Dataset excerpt
* start *
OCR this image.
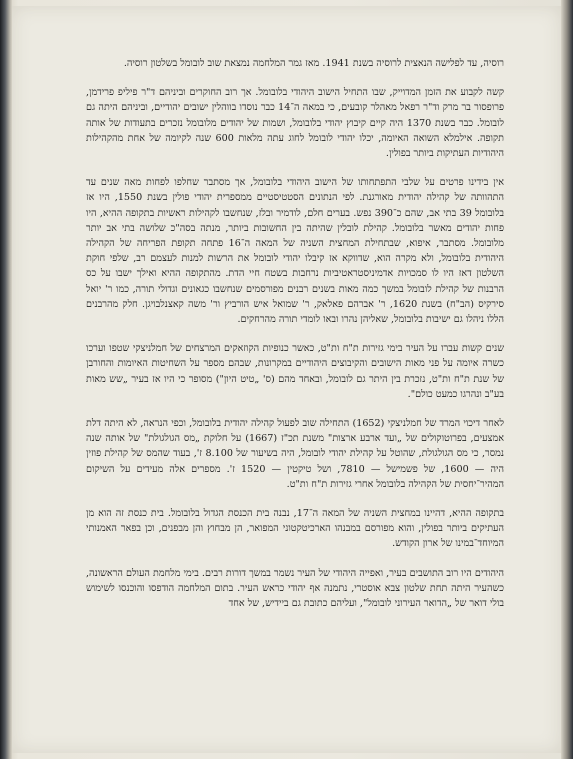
רוסיה, עד לפלישה הנאצית לרוסיה בשנת 1941. מאז גמר המלחמה נמצאת שוב לובומל בשלטון רוסיה.

קשה לקבוע את הזמן המדוייק, שבו התחיל הישוב היהודי בלובומל. אך רוב החוקרים וביניהם ד"ר פיליפ פרידמן, פרופסור בר מרק וד"ר רפאל מאהלר קובעים, כי במאה ה־14 כבר נוסדו בווהלין ישובים יהודיים, וביניהם היתה גם לובומל. כבר בשנת 1370 היה קיים קיבוץ יהודי בלובומל, ושמות של יהודים מלובומל נזכרים בתעודות של אותה תקופה. אילמלא השואה האיומה, יכלו יהודי לובומל לחוג עתה מלאות 600 שנה לקיומה של אחת מהקהילות היהודיות העתיקות ביותר בפולין.

אין בידינו פרטים על שלבי התפתחותו של הישוב היהודי בלובומל, אך מסתבר שחלפו לפחות מאה שנים עד התהוותה של קהילה יהודית מאורגנת. לפי הנתונים הסטטיסטיים ממספרית יהודי פולין בשנת 1550, היו אז בלובומל 39 בתי אב, שהם כ־390 נפש. בערים חלם, לודמיר ובלז, שנחשבו לקהילות ראשיות בתקופה ההיא, היו פחות יהודים מאשר בלובומל. קהילת לובלין שהיתה בין החשובות ביותר, מנתה בסה"כ שלושה בתי אב יותר מלובומל. מסתבר, איפוא, שבתחילת המחצית השניה של המאה ה־16 פתחה תקופת הפריחה של הקהילה היהודית בלובומל, ולא מקרה הוא, שדווקא אז קיבלו יהודי לובומל את הרשות למנות לעצמם רב, שלפי חוקת השלטון דאז היו לו סמכויות אדמיניסטראטיביות נרחבות בשטח חיי הדת. מהתקופה ההיא ואילך ישבו על כס הרבנות של קהילת לובומל במשך כמה מאות בשנים רבנים מפורסמים שנחשבו כגאונים וגדולי תורה, כמו ר' יואל סירקיס (הב"ח) בשנת 1620, ר' אברהם פאלאק, ר' שמואל איש הורביץ ור' משה קאצנלבויגן. חלק מהרבנים הללו ניהלו גם ישיבות בלובומל, שאליהן נהרו ובאו לומדי תורה מהרחקים.

שנים קשות עברו על העיר בימי גזירות ת"ח ות"ט, כאשר כנופיות הקוזאקים המרצחים של חמלניצקי שטפו וערכו כשרה איומה על פני מאות הישובים והקיבוצים היהודיים במקרונות, שבהם מספר על השחיטות האיומות והחורבן של שנת ת"ח ות"ט, נזכרת בין היתר גם לובומל, ובאחד מהם (ס' „טיט היון") מסופר כי היו אז בעיר „שש מאות בע"ב ונהרגו כמעט כולם".

לאחר דיכוי המרד של חמלניצקי (1652) התחילה שוב לפעול קהילה יהודית בלובומל, וכפי הנראה, לא היתה דלת אמצעים, בפרוטוקולים של „ועד ארבע ארצות" משנת תכ"ז (1667) על חלוקת „מס הגולגולת" של אותה שנה נמסר, כי מס הגולגולת, שהוטל על קהילת יהודי לובומל, היה בשיעור של 8.100 ז', בעוד שהמס של קהילת פוזין היה — 1600, של פשמישל — 7810, ושל טיקטין — 1520 ז'. מספרים אלה מעידים על השיקום המהיר־יחסית של הקהילה בלובומל אחרי גזירות ת"ח ות"ט.

בתקופה ההיא, דהיינו במחצית השניה של המאה ה־17, נבנה בית הכנסת הגדול בלובומל. בית כנסת זה הוא מן העתיקים ביותר בפולין, והוא מפורסם במבנהו הארכיטקטוני המפואר, הן מבחוץ והן מבפנים, וכן בפאר האמנותי המיוחד־במינו של ארון הקודש.

היהודים היו רוב התושבים בעיר, ואפייה היהודי של העיר נשמר במשך דורות רבים. בימי מלחמת העולם הראשונה, כשהעיר היתה תחת שלטון צבא אוסטרי, נתמנה אף יהודי כראש העיר. בתום המלחמה הודפסו והוכנסו לשימוש בולי דואר של „הדואר העירוני לובומל", ועליהם כתובת גם ביידיש, של אחד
* end *
# Exercise aim
From the listing above, collect each line in which the string "השניה" appears.

# Solution for this problem
אין בידינו פרטים על שלבי התפתחותו של הישוב היהודי בלובומל, אך מסתבר שחלפו לפחות מאה שנים עד התהוותה של קהילה יהודית מאורגנת. לפי הנתונים הסטטיסטיים ממספרית יהודי פולין בשנת 1550, היו אז בלובומל 39 בתי אב, שהם כ־390 נפש. בערים חלם, לודמיר ובלז, שנחשבו לקהילות ראשיות בתקופה ההיא, היו פחות יהודים מאשר בלובומל. קהילת לובלין שהיתה בין החשובות ביותר, מנתה בסה"כ שלושה בתי אב יותר מלובומל. מסתבר, איפוא, שבתחילת המחצית השניה של המאה ה־16 פתחה תקופת הפריחה של הקהילה היהודית בלובומל, ולא מקרה הוא, שדווקא אז קיבלו יהודי לובומל את הרשות למנות לעצמם רב, שלפי חוקת השלטון דאז היו לו סמכויות אדמיניסטראטיביות נרחבות בשטח חיי הדת. מהתקופה ההיא ואילך ישבו על כס הרבנות של קהילת לובומל במשך כמה מאות בשנים רבנים מפורסמים שנחשבו כגאונים וגדולי תורה, כמו ר' יואל סירקיס (הב"ח) בשנת 1620, ר' אברהם פאלאק, ר' שמואל איש הורביץ ור' משה קאצנלבויגן. חלק מהרבנים הללו ניהלו גם ישיבות בלובומל, שאליהן נהרו ובאו לומדי תורה מהרחקים.
בתקופה ההיא, דהיינו במחצית השניה של המאה ה־17, נבנה בית הכנסת הגדול בלובומל. בית כנסת זה הוא מן העתיקים ביותר בפולין, והוא מפורסם במבנהו הארכיטקטוני המפואר, הן מבחוץ והן מבפנים, וכן בפאר האמנותי המיוחד־במינו של ארון הקודש.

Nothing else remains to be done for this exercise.